> Dataset entries:
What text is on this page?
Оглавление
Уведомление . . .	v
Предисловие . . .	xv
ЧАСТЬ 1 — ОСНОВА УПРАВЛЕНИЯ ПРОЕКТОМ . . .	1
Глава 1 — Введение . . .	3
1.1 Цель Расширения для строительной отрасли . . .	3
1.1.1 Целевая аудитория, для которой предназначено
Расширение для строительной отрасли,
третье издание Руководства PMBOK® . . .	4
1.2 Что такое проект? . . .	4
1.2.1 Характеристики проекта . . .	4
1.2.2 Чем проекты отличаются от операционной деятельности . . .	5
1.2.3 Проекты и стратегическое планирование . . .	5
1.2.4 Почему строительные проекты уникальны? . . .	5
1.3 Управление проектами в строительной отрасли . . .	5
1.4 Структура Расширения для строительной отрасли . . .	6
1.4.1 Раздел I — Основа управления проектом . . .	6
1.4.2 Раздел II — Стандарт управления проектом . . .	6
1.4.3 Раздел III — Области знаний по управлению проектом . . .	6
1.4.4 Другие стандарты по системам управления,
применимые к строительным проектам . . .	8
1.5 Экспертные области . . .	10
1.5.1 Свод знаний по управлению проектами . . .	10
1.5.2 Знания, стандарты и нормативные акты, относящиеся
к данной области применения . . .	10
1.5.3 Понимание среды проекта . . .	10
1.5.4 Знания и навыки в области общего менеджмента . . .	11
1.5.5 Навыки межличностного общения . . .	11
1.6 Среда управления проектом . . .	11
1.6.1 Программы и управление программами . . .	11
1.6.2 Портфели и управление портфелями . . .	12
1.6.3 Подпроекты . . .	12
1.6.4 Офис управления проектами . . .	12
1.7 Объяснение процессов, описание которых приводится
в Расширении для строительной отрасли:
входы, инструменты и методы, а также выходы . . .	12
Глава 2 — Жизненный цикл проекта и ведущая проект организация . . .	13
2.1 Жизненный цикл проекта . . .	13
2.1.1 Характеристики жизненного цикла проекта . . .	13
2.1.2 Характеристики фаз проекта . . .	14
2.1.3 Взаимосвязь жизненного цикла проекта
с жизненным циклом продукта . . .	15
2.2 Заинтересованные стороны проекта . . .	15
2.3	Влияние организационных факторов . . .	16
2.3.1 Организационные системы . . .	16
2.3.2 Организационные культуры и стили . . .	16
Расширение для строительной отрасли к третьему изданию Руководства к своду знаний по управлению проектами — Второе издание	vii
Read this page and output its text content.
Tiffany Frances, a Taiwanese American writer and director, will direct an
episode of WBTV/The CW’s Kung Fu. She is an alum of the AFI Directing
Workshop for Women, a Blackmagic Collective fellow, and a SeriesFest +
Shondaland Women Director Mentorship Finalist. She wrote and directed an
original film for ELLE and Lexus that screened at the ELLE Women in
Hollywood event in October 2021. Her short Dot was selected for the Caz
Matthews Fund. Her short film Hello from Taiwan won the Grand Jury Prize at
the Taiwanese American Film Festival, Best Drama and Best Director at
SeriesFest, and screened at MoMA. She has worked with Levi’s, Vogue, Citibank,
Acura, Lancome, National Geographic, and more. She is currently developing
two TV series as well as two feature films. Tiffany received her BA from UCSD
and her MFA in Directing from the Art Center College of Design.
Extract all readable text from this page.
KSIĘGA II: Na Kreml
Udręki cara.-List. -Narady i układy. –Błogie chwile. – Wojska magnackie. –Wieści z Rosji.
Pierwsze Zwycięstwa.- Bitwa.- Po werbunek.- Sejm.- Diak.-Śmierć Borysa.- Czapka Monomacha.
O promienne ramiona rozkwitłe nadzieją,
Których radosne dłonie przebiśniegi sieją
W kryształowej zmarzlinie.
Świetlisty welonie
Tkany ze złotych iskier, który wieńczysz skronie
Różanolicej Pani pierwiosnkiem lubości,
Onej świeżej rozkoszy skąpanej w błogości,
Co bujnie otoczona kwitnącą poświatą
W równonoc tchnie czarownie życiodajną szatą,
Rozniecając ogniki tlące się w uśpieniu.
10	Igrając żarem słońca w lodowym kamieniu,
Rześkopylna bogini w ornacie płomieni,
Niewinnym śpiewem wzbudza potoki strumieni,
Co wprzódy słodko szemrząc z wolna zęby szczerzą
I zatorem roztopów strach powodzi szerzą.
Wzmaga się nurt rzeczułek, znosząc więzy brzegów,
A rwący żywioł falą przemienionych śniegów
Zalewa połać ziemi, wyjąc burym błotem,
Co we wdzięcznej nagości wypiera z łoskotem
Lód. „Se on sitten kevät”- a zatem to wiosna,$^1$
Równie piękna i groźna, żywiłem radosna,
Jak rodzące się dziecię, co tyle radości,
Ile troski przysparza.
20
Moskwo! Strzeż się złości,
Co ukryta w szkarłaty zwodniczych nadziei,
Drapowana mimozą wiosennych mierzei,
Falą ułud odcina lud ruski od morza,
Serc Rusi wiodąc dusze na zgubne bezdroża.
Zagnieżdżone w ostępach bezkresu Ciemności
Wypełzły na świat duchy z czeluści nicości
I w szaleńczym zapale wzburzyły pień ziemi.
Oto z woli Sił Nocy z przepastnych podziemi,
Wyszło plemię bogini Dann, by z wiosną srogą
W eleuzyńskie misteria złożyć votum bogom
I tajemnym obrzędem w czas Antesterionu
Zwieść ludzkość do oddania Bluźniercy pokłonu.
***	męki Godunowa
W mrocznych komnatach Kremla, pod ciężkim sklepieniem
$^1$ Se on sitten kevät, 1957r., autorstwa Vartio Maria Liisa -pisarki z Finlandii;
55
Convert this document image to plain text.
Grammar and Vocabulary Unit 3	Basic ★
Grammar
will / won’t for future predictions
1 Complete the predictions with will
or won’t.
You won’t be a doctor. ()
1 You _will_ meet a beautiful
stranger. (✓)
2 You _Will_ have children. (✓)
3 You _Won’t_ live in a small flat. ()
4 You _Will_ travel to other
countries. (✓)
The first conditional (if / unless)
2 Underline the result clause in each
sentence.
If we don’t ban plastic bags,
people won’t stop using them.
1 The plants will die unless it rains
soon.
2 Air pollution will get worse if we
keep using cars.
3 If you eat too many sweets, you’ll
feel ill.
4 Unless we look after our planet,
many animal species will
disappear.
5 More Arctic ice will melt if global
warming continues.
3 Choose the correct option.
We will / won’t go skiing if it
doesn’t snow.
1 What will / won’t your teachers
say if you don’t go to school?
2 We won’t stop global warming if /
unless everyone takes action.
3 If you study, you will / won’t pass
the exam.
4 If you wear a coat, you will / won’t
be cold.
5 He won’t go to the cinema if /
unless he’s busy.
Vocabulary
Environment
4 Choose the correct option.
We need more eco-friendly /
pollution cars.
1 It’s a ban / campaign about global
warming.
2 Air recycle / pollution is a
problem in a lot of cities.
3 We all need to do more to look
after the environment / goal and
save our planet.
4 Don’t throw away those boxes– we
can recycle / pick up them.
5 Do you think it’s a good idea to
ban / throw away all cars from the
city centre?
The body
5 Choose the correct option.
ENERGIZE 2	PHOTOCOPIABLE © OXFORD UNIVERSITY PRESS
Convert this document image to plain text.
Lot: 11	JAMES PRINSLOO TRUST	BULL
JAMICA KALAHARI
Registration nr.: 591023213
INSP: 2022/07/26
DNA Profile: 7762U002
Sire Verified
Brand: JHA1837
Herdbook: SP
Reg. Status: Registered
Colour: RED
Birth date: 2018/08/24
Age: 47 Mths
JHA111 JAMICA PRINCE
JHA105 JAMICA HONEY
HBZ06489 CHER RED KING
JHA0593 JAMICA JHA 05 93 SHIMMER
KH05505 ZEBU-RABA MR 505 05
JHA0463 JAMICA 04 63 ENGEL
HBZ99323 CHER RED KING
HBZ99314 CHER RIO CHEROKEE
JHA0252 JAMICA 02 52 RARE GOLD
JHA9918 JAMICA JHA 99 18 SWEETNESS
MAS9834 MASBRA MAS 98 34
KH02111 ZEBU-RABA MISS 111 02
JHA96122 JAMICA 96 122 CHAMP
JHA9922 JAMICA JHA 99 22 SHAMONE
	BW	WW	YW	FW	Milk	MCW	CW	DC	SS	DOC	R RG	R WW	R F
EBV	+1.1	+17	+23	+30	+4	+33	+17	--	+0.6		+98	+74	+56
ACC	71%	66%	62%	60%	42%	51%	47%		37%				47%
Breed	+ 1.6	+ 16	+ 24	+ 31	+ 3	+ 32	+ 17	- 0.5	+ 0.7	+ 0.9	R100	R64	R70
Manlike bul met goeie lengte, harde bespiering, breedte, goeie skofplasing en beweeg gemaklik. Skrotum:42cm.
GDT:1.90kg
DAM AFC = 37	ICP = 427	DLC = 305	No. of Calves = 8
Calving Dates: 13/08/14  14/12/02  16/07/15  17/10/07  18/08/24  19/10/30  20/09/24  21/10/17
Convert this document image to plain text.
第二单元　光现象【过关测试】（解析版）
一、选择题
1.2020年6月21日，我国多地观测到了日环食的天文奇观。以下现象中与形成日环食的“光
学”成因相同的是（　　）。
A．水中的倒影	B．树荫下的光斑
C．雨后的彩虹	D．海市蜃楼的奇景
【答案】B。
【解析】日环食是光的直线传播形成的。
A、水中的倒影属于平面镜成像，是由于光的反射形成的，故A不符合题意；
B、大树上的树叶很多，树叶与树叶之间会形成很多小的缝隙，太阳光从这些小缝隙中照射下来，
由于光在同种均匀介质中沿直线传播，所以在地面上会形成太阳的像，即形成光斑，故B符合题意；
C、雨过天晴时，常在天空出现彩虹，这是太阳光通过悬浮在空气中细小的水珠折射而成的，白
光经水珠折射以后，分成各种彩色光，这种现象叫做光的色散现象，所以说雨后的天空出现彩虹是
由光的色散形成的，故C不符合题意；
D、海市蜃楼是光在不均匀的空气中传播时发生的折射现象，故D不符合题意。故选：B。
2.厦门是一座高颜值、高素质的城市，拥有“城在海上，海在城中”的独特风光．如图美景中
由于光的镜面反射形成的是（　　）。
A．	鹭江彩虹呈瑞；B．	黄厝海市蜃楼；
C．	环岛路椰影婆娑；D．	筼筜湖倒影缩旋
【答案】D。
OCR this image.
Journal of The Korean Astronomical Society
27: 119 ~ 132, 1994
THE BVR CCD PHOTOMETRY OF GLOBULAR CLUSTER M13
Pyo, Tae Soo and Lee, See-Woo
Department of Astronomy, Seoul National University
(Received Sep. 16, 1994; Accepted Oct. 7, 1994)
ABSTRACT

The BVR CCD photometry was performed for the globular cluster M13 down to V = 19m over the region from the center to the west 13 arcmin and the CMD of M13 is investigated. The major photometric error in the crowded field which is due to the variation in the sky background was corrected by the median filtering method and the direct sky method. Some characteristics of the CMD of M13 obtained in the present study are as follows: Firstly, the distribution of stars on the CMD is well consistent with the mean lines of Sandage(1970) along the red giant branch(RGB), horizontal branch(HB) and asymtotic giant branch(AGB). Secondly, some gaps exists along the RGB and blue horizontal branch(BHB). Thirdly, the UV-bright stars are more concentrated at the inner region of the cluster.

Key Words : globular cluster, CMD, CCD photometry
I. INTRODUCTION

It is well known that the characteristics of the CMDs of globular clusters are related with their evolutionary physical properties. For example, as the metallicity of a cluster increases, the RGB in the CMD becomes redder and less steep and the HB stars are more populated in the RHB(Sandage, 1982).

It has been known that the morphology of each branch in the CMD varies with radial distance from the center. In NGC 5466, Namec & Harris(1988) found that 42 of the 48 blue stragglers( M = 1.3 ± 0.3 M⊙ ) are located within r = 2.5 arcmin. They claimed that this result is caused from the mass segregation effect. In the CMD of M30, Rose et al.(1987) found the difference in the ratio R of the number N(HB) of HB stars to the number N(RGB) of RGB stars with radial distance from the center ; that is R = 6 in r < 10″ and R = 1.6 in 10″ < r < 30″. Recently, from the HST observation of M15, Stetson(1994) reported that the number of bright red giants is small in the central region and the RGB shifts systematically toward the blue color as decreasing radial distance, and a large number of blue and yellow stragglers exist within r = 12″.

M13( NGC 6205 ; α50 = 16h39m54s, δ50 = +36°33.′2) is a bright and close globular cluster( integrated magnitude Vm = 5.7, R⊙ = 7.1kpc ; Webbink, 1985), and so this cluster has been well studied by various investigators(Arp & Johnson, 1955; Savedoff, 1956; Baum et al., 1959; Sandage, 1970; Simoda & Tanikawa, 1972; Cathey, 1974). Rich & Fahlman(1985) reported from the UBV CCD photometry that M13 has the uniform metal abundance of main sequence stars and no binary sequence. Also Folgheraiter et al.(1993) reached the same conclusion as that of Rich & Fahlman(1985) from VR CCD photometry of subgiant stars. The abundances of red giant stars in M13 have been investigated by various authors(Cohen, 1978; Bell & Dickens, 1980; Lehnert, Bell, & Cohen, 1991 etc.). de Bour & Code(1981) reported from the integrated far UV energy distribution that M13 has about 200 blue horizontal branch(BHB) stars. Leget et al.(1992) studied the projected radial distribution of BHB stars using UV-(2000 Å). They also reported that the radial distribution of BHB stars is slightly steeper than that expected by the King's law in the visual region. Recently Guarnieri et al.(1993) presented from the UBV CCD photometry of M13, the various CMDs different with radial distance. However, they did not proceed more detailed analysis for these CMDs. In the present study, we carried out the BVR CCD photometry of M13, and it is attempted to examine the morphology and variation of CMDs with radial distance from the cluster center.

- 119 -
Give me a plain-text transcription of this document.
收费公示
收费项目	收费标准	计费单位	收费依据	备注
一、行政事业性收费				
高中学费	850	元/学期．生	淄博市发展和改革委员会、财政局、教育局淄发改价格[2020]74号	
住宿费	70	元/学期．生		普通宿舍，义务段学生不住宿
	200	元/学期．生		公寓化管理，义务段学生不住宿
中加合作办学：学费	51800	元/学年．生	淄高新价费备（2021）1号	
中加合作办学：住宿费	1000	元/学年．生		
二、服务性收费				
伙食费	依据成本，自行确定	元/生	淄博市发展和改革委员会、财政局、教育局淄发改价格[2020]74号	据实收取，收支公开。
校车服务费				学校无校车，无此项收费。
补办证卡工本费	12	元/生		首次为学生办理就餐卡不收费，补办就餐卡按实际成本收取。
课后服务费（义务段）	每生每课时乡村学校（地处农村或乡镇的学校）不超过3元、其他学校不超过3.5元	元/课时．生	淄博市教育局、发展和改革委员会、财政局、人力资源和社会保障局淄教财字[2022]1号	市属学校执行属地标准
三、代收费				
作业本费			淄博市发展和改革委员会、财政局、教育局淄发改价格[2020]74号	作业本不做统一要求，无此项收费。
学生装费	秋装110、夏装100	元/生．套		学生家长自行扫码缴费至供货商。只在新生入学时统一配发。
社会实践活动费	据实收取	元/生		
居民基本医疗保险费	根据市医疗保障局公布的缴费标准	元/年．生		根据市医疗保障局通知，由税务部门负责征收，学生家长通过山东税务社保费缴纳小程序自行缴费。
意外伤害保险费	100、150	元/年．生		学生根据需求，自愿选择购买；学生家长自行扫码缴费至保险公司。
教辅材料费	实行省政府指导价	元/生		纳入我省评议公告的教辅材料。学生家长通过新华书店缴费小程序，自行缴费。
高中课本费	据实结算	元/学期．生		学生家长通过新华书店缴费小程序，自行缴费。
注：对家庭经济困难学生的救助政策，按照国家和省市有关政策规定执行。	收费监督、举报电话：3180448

> Given problem:
Gather and return every line that holds the string "bogini".

> Written reply:
Rześkopylna bogini w ornacie płomieni,
Wyszło plemię bogini Dann, by z wiosną srogą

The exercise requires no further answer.